— GOAL OF THE EXERCISE —
Copy every line of the records below where the word "Server" occurs.

— THE DATA —
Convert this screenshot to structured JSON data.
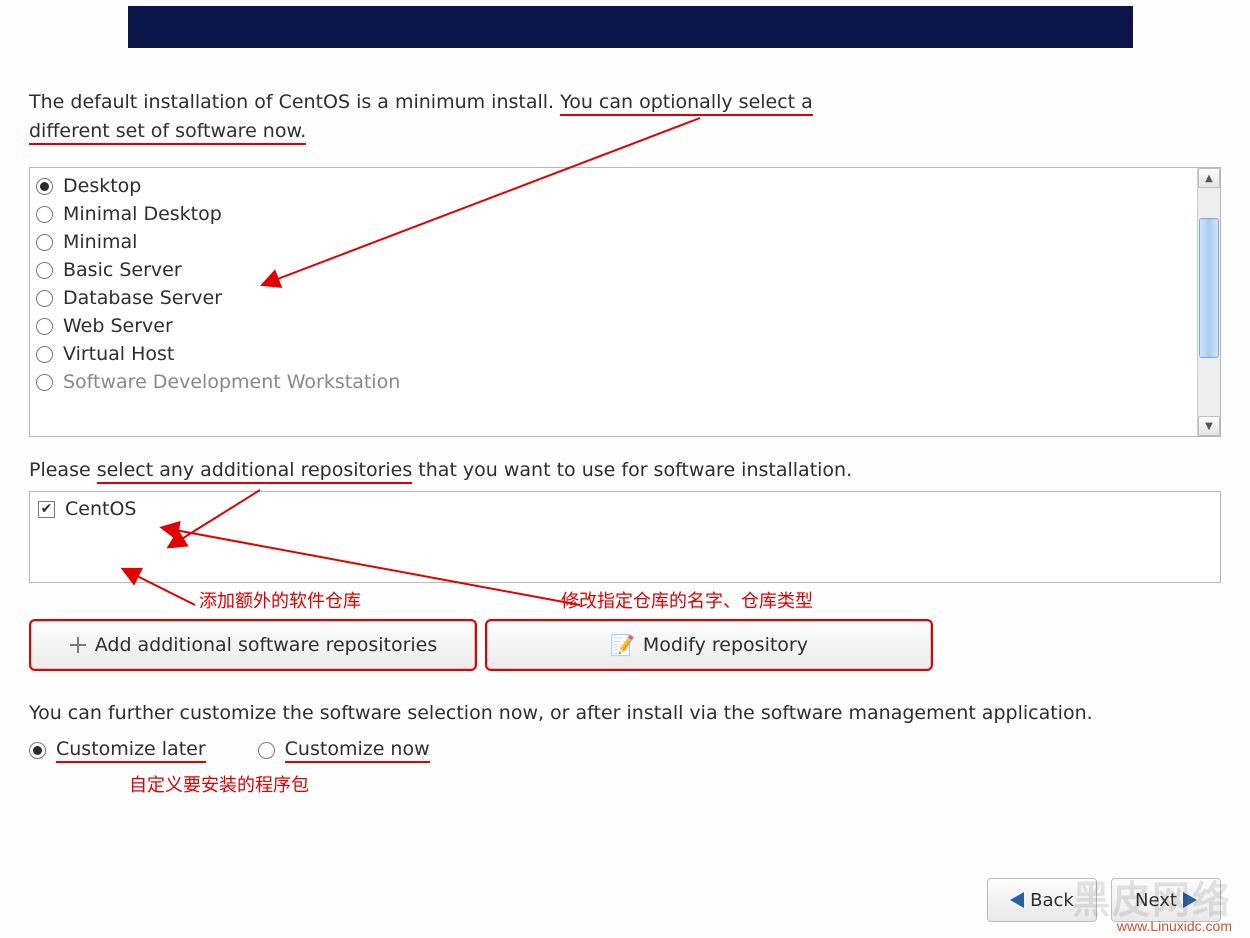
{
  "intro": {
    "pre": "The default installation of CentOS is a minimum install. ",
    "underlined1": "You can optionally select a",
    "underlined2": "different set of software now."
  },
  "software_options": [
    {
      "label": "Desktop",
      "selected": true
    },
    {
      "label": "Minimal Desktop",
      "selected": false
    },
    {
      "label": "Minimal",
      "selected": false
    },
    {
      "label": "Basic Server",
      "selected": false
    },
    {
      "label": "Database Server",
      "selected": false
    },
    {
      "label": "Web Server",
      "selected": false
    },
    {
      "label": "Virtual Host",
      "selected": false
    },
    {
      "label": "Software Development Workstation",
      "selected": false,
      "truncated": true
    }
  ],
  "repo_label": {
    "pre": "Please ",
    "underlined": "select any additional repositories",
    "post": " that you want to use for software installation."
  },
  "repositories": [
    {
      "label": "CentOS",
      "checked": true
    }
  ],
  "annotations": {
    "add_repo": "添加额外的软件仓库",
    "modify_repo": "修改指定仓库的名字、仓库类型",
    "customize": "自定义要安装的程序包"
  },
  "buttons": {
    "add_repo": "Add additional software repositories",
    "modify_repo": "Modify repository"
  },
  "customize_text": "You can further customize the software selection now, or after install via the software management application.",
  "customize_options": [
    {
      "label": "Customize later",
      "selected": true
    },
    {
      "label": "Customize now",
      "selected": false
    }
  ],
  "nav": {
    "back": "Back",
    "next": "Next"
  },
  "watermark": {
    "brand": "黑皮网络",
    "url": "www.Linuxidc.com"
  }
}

— PROBLEM SOLUTION —
      "label": "Basic Server",
      "label": "Database Server",
      "label": "Web Server",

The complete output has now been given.